> **Data listing**
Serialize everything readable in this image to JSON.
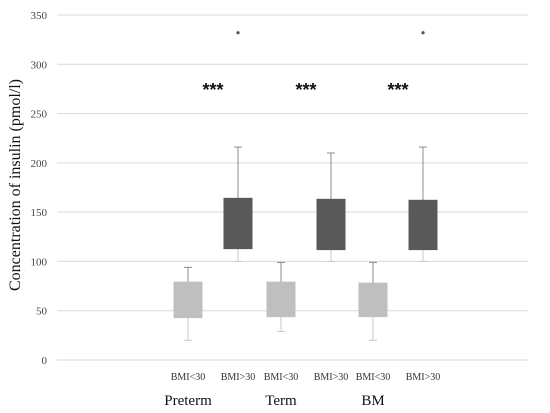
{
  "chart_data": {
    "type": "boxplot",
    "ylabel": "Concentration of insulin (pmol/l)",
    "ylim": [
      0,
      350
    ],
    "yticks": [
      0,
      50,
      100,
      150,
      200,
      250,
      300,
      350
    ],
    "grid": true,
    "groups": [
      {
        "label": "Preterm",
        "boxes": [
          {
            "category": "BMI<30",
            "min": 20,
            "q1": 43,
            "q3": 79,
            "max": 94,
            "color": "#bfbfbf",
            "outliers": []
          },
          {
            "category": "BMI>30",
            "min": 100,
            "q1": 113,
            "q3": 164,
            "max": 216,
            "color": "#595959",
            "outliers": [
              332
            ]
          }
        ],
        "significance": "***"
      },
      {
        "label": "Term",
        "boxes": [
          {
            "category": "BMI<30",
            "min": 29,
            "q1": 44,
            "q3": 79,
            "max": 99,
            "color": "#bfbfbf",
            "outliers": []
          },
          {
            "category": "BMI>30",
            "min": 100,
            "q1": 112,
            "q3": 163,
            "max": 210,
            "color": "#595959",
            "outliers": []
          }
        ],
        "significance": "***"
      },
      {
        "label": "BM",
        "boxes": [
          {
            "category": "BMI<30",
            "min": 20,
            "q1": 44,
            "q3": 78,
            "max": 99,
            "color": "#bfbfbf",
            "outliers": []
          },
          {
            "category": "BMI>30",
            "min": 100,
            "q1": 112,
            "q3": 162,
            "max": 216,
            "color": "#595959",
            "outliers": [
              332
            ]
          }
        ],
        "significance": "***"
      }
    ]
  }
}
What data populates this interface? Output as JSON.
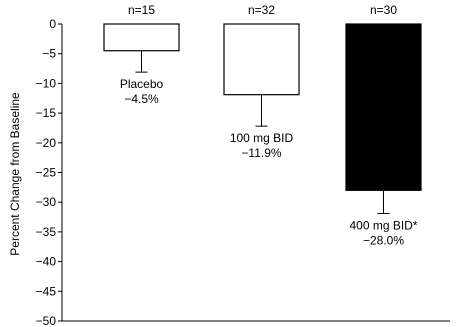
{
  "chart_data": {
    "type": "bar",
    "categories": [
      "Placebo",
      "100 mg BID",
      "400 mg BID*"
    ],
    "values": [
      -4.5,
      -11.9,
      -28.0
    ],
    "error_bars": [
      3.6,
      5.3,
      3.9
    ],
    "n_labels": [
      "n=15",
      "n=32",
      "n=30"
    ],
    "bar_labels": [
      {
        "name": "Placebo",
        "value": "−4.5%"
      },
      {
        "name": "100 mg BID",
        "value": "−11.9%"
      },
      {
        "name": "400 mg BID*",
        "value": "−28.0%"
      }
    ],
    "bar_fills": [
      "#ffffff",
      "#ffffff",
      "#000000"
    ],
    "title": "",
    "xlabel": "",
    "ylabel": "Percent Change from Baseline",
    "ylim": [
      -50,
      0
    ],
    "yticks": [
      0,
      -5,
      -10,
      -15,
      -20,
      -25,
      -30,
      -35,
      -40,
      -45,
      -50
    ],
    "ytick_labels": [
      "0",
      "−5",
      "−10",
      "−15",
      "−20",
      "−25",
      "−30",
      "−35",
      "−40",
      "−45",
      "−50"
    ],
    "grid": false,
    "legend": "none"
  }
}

==

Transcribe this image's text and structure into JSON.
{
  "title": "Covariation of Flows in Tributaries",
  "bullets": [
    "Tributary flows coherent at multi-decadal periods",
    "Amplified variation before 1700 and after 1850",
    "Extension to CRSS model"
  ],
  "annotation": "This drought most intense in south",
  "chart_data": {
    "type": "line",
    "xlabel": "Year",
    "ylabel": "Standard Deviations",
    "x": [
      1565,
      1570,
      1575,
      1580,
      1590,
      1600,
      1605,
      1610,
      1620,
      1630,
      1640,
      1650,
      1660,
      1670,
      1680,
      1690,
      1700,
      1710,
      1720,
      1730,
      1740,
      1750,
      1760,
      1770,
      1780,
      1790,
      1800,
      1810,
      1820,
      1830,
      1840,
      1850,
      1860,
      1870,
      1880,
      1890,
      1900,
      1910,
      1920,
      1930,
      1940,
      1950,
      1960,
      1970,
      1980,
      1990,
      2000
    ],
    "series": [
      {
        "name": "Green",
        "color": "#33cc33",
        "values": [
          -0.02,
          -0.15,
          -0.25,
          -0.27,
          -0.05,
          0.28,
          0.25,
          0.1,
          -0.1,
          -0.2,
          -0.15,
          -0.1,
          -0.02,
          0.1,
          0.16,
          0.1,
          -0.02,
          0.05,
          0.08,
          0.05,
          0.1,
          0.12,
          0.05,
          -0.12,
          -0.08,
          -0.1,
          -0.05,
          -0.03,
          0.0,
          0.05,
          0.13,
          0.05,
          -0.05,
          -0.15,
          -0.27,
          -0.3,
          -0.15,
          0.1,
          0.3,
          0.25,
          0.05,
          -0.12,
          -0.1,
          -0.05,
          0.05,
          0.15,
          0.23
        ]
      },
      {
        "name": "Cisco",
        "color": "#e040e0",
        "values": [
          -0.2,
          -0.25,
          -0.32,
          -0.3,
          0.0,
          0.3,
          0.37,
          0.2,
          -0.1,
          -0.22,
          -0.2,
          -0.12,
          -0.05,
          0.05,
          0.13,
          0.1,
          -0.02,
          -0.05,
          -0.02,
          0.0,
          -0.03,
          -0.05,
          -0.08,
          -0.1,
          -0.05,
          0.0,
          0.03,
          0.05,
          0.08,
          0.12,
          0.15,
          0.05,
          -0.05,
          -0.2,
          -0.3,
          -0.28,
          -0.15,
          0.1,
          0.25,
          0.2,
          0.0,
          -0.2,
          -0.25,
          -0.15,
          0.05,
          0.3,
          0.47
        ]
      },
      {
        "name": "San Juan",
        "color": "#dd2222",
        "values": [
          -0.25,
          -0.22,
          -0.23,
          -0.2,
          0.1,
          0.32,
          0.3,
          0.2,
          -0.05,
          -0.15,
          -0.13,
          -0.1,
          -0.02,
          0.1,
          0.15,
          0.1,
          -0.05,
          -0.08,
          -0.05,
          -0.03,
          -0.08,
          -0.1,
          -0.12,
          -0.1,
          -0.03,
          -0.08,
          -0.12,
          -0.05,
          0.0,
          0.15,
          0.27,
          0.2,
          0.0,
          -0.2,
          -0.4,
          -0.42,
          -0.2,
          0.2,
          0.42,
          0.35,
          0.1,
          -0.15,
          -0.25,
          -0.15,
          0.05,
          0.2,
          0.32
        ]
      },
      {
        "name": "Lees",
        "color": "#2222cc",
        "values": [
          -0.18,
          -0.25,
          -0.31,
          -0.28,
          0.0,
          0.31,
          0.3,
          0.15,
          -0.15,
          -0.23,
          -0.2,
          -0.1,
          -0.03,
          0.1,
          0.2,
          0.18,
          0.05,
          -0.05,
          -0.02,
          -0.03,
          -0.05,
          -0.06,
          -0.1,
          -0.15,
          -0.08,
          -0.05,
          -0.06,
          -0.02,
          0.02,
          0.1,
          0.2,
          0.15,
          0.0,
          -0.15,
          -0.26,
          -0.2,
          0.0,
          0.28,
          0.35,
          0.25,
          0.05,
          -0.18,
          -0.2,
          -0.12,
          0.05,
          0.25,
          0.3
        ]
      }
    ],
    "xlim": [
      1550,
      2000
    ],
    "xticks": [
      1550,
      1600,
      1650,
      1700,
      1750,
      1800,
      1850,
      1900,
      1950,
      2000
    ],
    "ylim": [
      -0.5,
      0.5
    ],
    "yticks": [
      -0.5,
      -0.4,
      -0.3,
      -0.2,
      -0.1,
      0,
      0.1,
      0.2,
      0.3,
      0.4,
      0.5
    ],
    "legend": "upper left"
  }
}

> **Aim**
Lines that hold "image" are the ones to copy; find all of them.

> **Answer below**
Serialize everything readable in this image to JSON.
Transcribe this image's text and structure into JSON.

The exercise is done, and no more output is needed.